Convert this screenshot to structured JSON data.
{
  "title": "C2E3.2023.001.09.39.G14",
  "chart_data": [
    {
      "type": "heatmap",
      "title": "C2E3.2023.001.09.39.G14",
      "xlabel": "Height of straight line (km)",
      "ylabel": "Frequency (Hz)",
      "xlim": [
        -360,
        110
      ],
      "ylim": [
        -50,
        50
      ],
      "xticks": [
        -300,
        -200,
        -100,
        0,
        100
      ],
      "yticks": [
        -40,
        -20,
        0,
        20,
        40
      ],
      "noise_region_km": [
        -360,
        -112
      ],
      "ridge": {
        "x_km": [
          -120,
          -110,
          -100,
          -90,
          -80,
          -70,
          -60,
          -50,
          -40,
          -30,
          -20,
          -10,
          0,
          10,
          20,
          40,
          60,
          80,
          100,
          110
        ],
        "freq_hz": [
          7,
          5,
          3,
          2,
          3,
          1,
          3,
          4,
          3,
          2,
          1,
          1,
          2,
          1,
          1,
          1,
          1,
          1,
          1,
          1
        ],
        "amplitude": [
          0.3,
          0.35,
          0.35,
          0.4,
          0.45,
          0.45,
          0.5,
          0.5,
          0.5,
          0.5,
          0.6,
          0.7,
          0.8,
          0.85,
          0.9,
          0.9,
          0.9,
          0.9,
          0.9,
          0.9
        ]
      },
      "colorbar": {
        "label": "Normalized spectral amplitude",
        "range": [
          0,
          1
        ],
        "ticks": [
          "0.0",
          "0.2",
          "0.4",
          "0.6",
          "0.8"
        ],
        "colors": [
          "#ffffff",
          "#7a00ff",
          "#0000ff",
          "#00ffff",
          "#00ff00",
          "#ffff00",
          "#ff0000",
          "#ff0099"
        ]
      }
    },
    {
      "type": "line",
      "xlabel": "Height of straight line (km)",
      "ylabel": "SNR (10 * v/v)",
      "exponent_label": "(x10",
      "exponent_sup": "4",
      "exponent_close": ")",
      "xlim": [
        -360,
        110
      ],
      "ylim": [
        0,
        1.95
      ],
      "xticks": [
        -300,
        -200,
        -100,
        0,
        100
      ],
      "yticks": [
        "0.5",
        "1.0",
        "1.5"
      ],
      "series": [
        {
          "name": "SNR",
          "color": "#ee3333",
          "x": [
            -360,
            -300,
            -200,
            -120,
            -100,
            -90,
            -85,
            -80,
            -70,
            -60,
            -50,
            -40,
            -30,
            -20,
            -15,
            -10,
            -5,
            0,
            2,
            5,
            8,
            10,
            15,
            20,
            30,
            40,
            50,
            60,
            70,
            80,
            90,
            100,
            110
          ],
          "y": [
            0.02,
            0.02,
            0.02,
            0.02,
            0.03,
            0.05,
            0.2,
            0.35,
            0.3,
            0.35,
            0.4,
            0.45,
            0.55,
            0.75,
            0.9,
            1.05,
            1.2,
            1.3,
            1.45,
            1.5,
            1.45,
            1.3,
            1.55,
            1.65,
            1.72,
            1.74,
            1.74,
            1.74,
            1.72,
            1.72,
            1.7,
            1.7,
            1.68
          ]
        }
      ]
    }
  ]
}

▸ GOAL: Return every line exactly.

▸ COMPLETE RESPONSE:
Convert this screenshot to structured JSON data.
{
  "title": "C2E3.2023.001.09.39.G14",
  "chart_data": [
    {
      "type": "heatmap",
      "title": "C2E3.2023.001.09.39.G14",
      "xlabel": "Height of straight line (km)",
      "ylabel": "Frequency (Hz)",
      "xlim": [
        -360,
        110
      ],
      "ylim": [
        -50,
        50
      ],
      "xticks": [
        -300,
        -200,
        -100,
        0,
        100
      ],
      "yticks": [
        -40,
        -20,
        0,
        20,
        40
      ],
      "noise_region_km": [
        -360,
        -112
      ],
      "ridge": {
        "x_km": [
          -120,
          -110,
          -100,
          -90,
          -80,
          -70,
          -60,
          -50,
          -40,
          -30,
          -20,
          -10,
          0,
          10,
          20,
          40,
          60,
          80,
          100,
          110
        ],
        "freq_hz": [
          7,
          5,
          3,
          2,
          3,
          1,
          3,
          4,
          3,
          2,
          1,
          1,
          2,
          1,
          1,
          1,
          1,
          1,
          1,
          1
        ],
        "amplitude": [
          0.3,
          0.35,
          0.35,
          0.4,
          0.45,
          0.45,
          0.5,
          0.5,
          0.5,
          0.5,
          0.6,
          0.7,
          0.8,
          0.85,
          0.9,
          0.9,
          0.9,
          0.9,
          0.9,
          0.9
        ]
      },
      "colorbar": {
        "label": "Normalized spectral amplitude",
        "range": [
          0,
          1
        ],
        "ticks": [
          "0.0",
          "0.2",
          "0.4",
          "0.6",
          "0.8"
        ],
        "colors": [
          "#ffffff",
          "#7a00ff",
          "#0000ff",
          "#00ffff",
          "#00ff00",
          "#ffff00",
          "#ff0000",
          "#ff0099"
        ]
      }
    },
    {
      "type": "line",
      "xlabel": "Height of straight line (km)",
      "ylabel": "SNR (10 * v/v)",
      "exponent_label": "(x10",
      "exponent_sup": "4",
      "exponent_close": ")",
      "xlim": [
        -360,
        110
      ],
      "ylim": [
        0,
        1.95
      ],
      "xticks": [
        -300,
        -200,
        -100,
        0,
        100
      ],
      "yticks": [
        "0.5",
        "1.0",
        "1.5"
      ],
      "series": [
        {
          "name": "SNR",
          "color": "#ee3333",
          "x": [
            -360,
            -300,
            -200,
            -120,
            -100,
            -90,
            -85,
            -80,
            -70,
            -60,
            -50,
            -40,
            -30,
            -20,
            -15,
            -10,
            -5,
            0,
            2,
            5,
            8,
            10,
            15,
            20,
            30,
            40,
            50,
            60,
            70,
            80,
            90,
            100,
            110
          ],
          "y": [
            0.02,
            0.02,
            0.02,
            0.02,
            0.03,
            0.05,
            0.2,
            0.35,
            0.3,
            0.35,
            0.4,
            0.45,
            0.55,
            0.75,
            0.9,
            1.05,
            1.2,
            1.3,
            1.45,
            1.5,
            1.45,
            1.3,
            1.55,
            1.65,
            1.72,
            1.74,
            1.74,
            1.74,
            1.72,
            1.72,
            1.7,
            1.7,
            1.68
          ]
        }
      ]
    }
  ]
}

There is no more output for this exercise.